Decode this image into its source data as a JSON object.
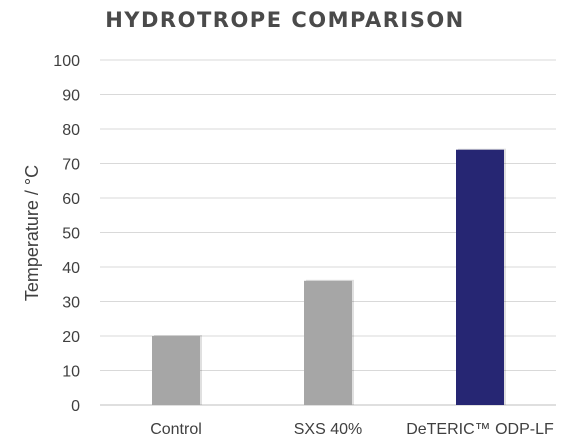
{
  "chart_data": {
    "type": "bar",
    "title": "HYDROTROPE COMPARISON",
    "xlabel": "",
    "ylabel": "Temperature / °C",
    "categories": [
      "Control",
      "SXS 40%",
      "DeTERIC™ ODP-LF"
    ],
    "values": [
      20,
      36,
      74
    ],
    "colors": [
      "#a6a6a6",
      "#a6a6a6",
      "#262673"
    ],
    "ylim": [
      0,
      100
    ],
    "yticks": [
      0,
      10,
      20,
      30,
      40,
      50,
      60,
      70,
      80,
      90,
      100
    ],
    "grid": true,
    "legend": "none"
  }
}
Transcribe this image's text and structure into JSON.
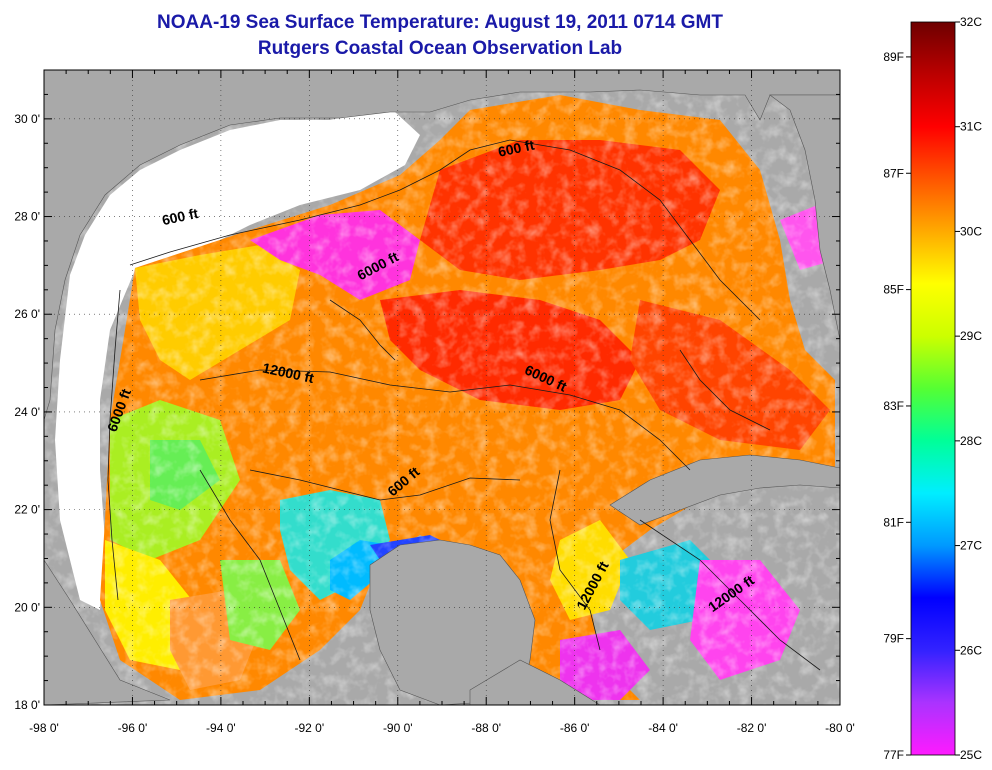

_ _ _

**Goal**.
Quote every entry exactly, with the pictures omitted.

**Output for this task**.
Decode this image into its source data as a JSON object.
{
  "chart_data": {
    "type": "bar",
    "title": "HYDROTROPE COMPARISON",
    "xlabel": "",
    "ylabel": "Temperature / °C",
    "categories": [
      "Control",
      "SXS 40%",
      "DeTERIC™ ODP-LF"
    ],
    "values": [
      20,
      36,
      74
    ],
    "colors": [
      "#a6a6a6",
      "#a6a6a6",
      "#262673"
    ],
    "ylim": [
      0,
      100
    ],
    "yticks": [
      0,
      10,
      20,
      30,
      40,
      50,
      60,
      70,
      80,
      90,
      100
    ],
    "grid": true,
    "legend": "none"
  }
}
Transcribe this image's text and structure into JSON.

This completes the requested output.